[Figure dataset records]
────────

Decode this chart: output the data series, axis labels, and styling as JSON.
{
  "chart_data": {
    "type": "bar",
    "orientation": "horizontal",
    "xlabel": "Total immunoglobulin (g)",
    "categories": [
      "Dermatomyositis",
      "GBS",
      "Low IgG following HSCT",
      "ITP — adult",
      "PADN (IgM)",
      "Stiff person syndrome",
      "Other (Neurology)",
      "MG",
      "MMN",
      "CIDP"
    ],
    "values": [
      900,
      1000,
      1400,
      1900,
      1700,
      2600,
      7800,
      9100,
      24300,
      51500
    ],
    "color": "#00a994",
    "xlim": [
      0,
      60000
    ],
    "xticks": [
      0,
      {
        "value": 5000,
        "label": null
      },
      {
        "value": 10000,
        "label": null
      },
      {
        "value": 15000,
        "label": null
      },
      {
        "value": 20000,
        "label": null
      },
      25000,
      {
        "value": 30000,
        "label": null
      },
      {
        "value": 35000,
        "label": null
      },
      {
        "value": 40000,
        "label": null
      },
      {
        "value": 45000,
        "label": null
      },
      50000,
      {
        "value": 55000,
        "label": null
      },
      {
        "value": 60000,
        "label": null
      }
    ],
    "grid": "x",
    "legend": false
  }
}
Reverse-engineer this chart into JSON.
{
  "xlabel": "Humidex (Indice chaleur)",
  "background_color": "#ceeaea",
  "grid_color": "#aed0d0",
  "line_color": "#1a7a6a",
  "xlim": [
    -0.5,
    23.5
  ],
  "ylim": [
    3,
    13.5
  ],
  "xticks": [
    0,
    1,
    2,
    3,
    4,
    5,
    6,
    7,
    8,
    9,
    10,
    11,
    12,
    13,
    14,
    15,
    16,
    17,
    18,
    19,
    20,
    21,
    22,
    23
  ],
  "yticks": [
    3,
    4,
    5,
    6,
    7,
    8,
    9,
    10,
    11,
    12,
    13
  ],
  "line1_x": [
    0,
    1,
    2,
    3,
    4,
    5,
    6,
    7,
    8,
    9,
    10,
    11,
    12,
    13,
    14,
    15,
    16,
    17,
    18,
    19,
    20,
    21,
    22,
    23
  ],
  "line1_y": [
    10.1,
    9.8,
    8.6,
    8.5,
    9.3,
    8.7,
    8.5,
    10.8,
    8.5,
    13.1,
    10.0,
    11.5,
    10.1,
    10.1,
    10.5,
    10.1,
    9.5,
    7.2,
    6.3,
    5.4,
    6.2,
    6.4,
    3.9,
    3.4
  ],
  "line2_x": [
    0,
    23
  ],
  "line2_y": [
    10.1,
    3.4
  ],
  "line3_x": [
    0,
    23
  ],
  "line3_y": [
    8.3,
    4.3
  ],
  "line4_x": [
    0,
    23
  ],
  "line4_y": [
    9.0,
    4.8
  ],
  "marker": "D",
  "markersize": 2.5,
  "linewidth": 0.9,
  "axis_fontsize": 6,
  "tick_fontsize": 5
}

────────

» **TASK TO COMPLETE**
Print out every entry, keeping each one exact.

» **RESPONSE TO THE EXERCISE**
Decode this chart: output the data series, axis labels, and styling as JSON.
{
  "chart_data": {
    "type": "bar",
    "orientation": "horizontal",
    "xlabel": "Total immunoglobulin (g)",
    "categories": [
      "Dermatomyositis",
      "GBS",
      "Low IgG following HSCT",
      "ITP — adult",
      "PADN (IgM)",
      "Stiff person syndrome",
      "Other (Neurology)",
      "MG",
      "MMN",
      "CIDP"
    ],
    "values": [
      900,
      1000,
      1400,
      1900,
      1700,
      2600,
      7800,
      9100,
      24300,
      51500
    ],
    "color": "#00a994",
    "xlim": [
      0,
      60000
    ],
    "xticks": [
      0,
      {
        "value": 5000,
        "label": null
      },
      {
        "value": 10000,
        "label": null
      },
      {
        "value": 15000,
        "label": null
      },
      {
        "value": 20000,
        "label": null
      },
      25000,
      {
        "value": 30000,
        "label": null
      },
      {
        "value": 35000,
        "label": null
      },
      {
        "value": 40000,
        "label": null
      },
      {
        "value": 45000,
        "label": null
      },
      50000,
      {
        "value": 55000,
        "label": null
      },
      {
        "value": 60000,
        "label": null
      }
    ],
    "grid": "x",
    "legend": false
  }
}
Reverse-engineer this chart into JSON.
{
  "xlabel": "Humidex (Indice chaleur)",
  "background_color": "#ceeaea",
  "grid_color": "#aed0d0",
  "line_color": "#1a7a6a",
  "xlim": [
    -0.5,
    23.5
  ],
  "ylim": [
    3,
    13.5
  ],
  "xticks": [
    0,
    1,
    2,
    3,
    4,
    5,
    6,
    7,
    8,
    9,
    10,
    11,
    12,
    13,
    14,
    15,
    16,
    17,
    18,
    19,
    20,
    21,
    22,
    23
  ],
  "yticks": [
    3,
    4,
    5,
    6,
    7,
    8,
    9,
    10,
    11,
    12,
    13
  ],
  "line1_x": [
    0,
    1,
    2,
    3,
    4,
    5,
    6,
    7,
    8,
    9,
    10,
    11,
    12,
    13,
    14,
    15,
    16,
    17,
    18,
    19,
    20,
    21,
    22,
    23
  ],
  "line1_y": [
    10.1,
    9.8,
    8.6,
    8.5,
    9.3,
    8.7,
    8.5,
    10.8,
    8.5,
    13.1,
    10.0,
    11.5,
    10.1,
    10.1,
    10.5,
    10.1,
    9.5,
    7.2,
    6.3,
    5.4,
    6.2,
    6.4,
    3.9,
    3.4
  ],
  "line2_x": [
    0,
    23
  ],
  "line2_y": [
    10.1,
    3.4
  ],
  "line3_x": [
    0,
    23
  ],
  "line3_y": [
    8.3,
    4.3
  ],
  "line4_x": [
    0,
    23
  ],
  "line4_y": [
    9.0,
    4.8
  ],
  "marker": "D",
  "markersize": 2.5,
  "linewidth": 0.9,
  "axis_fontsize": 6,
  "tick_fontsize": 5
}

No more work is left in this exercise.